[Dataset rows about figures]:
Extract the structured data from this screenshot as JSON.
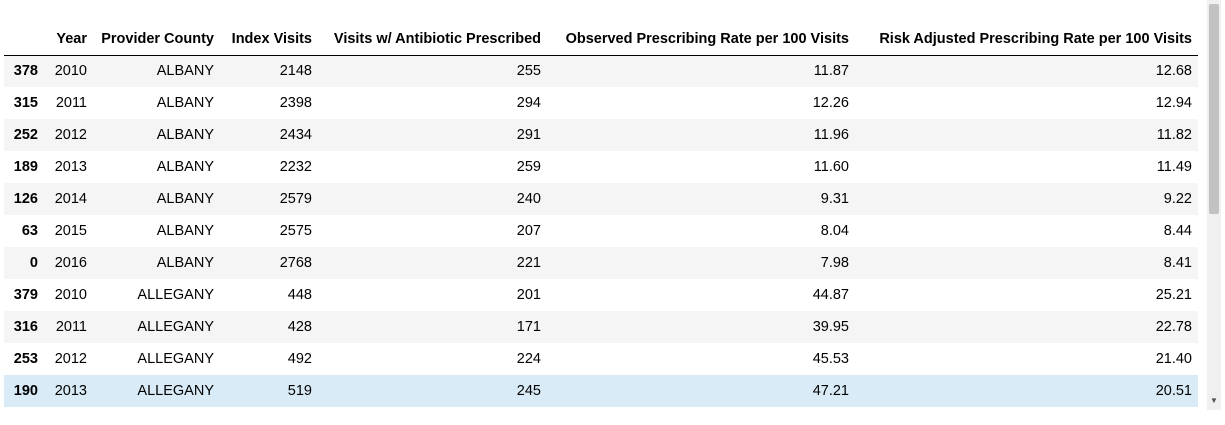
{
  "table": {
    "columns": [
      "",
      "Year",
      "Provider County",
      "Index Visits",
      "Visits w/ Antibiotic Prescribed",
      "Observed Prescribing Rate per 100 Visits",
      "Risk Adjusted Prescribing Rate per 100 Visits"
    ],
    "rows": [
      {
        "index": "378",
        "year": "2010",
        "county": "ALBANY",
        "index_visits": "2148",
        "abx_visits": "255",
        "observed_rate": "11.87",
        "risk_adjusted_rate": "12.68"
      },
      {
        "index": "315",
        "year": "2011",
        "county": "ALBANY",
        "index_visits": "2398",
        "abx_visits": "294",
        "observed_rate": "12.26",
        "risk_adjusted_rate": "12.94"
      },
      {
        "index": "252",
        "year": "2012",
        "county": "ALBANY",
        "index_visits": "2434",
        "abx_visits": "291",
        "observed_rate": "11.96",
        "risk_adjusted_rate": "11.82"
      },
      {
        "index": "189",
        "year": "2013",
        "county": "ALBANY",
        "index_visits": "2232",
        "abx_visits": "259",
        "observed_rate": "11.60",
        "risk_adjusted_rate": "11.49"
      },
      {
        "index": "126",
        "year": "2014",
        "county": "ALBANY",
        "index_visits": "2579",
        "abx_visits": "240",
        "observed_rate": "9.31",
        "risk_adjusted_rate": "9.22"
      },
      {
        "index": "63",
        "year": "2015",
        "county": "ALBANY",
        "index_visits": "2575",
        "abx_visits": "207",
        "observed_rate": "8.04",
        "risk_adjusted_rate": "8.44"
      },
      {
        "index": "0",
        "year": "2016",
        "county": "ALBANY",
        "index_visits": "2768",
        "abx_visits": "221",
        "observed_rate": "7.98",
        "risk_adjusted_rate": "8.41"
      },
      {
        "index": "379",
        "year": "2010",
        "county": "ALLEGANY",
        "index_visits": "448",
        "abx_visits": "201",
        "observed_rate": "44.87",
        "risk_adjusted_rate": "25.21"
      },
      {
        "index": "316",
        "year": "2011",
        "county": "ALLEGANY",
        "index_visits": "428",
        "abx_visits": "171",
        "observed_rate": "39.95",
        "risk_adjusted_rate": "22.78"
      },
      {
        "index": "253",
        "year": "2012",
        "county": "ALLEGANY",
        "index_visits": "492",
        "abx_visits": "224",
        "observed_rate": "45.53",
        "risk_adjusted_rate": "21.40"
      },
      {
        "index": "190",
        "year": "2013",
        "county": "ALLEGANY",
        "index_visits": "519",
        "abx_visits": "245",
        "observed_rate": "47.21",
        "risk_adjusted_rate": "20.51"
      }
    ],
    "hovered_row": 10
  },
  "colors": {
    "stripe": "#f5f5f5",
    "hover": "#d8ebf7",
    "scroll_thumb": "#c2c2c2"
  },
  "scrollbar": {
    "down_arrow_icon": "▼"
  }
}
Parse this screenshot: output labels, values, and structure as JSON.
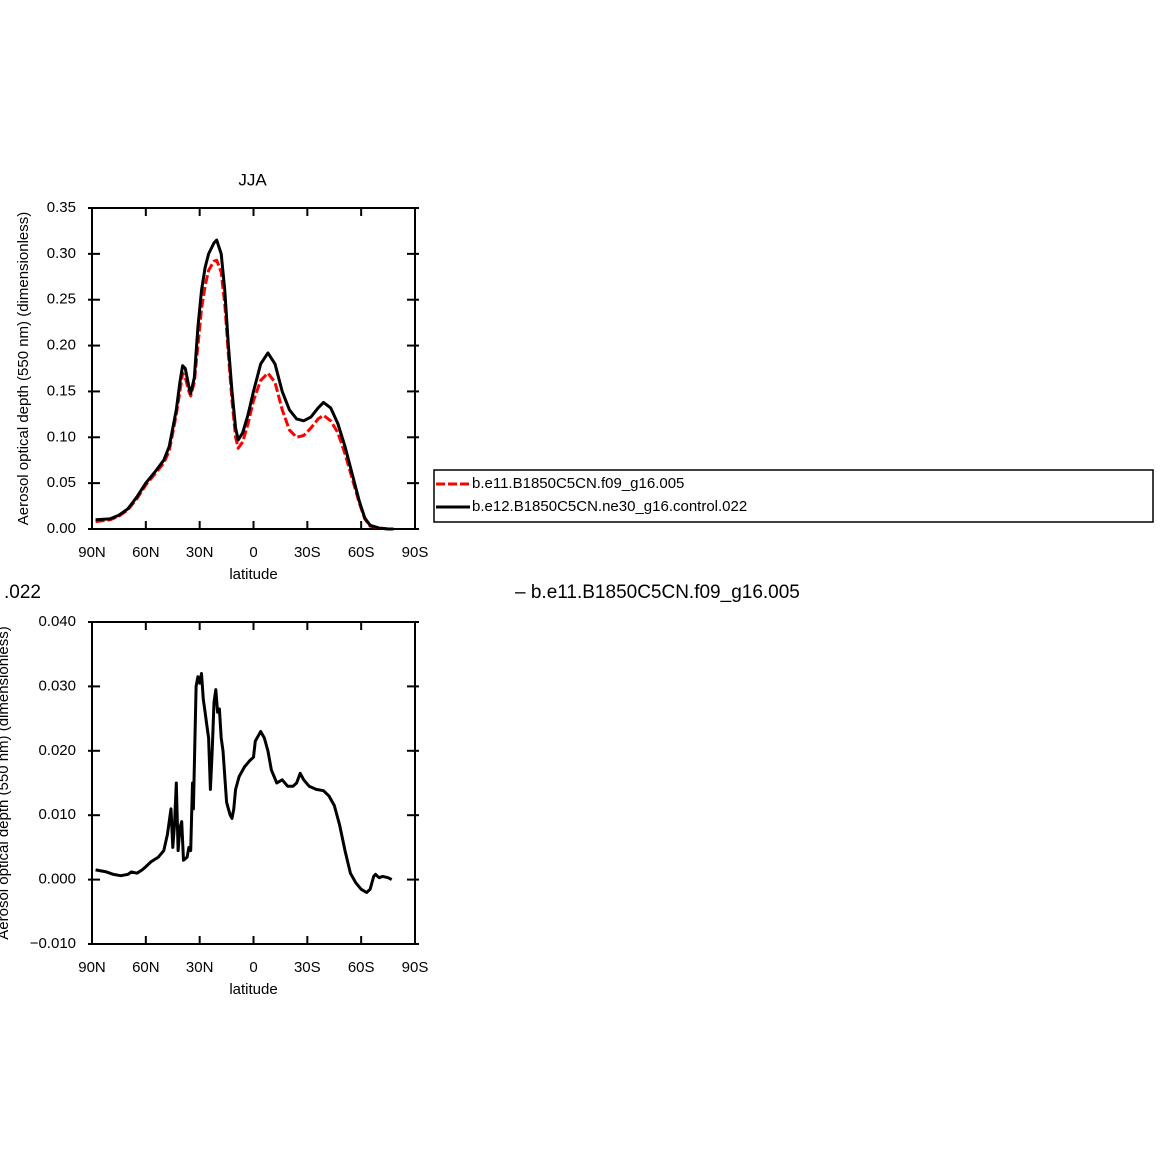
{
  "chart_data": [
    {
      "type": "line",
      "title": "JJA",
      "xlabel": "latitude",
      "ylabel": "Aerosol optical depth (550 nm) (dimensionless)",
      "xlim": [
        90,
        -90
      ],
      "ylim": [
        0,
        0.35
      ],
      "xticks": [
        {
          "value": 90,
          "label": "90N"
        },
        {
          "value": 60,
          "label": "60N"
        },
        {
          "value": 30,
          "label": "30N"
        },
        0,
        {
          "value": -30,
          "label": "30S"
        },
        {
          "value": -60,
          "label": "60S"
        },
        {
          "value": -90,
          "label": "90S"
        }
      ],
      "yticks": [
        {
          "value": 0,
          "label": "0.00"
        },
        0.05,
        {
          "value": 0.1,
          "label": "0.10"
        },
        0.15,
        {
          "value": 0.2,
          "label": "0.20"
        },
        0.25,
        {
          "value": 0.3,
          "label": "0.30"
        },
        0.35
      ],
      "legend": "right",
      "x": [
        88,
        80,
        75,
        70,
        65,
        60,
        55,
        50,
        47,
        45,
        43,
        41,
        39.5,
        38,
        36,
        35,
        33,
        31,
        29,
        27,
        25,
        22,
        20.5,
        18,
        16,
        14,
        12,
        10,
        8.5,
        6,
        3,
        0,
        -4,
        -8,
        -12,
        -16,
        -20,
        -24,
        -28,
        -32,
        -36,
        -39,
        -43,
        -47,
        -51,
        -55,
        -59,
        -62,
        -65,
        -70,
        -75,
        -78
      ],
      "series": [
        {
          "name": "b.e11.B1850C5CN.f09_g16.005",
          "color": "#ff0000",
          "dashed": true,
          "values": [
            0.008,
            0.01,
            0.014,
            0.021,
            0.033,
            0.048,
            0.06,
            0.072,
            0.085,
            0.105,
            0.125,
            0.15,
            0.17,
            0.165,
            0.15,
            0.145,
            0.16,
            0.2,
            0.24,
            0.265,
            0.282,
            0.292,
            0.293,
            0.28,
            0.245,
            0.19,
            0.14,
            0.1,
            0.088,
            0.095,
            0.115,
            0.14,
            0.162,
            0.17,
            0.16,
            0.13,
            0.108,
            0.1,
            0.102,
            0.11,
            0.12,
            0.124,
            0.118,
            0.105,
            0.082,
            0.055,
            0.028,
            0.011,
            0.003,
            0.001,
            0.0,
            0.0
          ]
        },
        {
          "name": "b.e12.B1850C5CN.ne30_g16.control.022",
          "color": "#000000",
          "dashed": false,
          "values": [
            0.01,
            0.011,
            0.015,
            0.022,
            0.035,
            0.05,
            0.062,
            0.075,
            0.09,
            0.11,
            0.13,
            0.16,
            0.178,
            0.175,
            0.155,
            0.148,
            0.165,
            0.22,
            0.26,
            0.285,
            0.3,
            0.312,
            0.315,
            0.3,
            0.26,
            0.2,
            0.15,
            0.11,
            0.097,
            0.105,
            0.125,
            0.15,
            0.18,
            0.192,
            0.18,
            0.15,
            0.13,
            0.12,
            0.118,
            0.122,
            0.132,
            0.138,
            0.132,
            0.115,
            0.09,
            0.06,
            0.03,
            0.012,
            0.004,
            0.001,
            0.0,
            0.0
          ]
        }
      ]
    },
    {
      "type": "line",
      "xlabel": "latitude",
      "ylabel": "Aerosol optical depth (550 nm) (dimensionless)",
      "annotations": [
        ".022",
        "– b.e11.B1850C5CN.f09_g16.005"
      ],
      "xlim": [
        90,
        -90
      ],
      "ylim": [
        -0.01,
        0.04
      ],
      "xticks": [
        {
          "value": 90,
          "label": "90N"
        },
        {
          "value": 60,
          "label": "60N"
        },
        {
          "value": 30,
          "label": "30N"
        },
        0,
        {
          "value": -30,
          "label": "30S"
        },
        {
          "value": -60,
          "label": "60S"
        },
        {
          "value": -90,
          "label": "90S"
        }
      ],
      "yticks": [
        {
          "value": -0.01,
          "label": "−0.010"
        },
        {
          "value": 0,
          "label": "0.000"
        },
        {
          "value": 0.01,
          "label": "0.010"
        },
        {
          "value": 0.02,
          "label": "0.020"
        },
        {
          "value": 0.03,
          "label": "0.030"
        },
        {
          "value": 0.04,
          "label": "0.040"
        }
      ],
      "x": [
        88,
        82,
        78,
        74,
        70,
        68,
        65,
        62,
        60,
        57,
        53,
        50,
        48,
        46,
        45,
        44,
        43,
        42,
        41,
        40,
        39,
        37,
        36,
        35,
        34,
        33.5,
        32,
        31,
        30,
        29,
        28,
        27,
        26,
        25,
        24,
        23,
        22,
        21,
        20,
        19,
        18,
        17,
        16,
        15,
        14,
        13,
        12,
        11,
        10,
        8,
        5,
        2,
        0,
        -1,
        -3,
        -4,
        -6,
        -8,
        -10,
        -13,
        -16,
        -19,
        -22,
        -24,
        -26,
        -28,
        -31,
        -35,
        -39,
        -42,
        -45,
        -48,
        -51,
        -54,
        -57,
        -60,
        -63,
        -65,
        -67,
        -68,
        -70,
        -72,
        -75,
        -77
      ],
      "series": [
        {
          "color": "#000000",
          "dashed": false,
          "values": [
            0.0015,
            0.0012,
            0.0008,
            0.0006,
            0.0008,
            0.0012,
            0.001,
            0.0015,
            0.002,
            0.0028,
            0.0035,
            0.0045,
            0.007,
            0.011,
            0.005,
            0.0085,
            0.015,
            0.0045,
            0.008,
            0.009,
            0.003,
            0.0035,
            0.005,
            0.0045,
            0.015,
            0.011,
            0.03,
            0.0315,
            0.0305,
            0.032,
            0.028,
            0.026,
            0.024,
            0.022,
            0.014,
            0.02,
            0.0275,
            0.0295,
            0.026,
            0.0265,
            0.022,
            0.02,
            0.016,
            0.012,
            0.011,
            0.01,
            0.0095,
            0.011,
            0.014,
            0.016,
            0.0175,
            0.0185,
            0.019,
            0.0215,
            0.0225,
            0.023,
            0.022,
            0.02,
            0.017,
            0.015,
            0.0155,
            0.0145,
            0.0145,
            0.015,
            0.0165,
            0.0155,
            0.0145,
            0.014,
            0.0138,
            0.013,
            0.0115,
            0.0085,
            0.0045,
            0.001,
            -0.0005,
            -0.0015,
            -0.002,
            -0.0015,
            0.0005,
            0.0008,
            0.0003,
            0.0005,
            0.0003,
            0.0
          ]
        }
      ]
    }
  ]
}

==

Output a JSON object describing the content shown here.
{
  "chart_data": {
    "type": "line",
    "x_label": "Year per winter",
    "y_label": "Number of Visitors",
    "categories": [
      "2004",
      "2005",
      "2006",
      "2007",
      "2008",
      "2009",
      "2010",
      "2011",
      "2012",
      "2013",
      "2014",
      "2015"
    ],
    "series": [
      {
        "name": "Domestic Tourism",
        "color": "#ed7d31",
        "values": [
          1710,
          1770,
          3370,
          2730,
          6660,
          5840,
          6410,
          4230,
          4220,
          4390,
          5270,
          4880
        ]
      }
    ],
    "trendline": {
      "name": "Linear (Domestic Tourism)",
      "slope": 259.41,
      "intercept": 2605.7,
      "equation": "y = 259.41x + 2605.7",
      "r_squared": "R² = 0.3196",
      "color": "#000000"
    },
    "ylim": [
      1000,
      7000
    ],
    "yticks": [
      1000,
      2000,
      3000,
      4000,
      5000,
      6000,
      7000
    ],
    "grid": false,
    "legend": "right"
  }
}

[TASK DETAILS]:
For each line of the entries that includes "this", show that line.

[FULL OUTPUT]:
Extract the structured data from this screenshot as JSON.
Parse this screenshot: output labels, values, and structure as JSON.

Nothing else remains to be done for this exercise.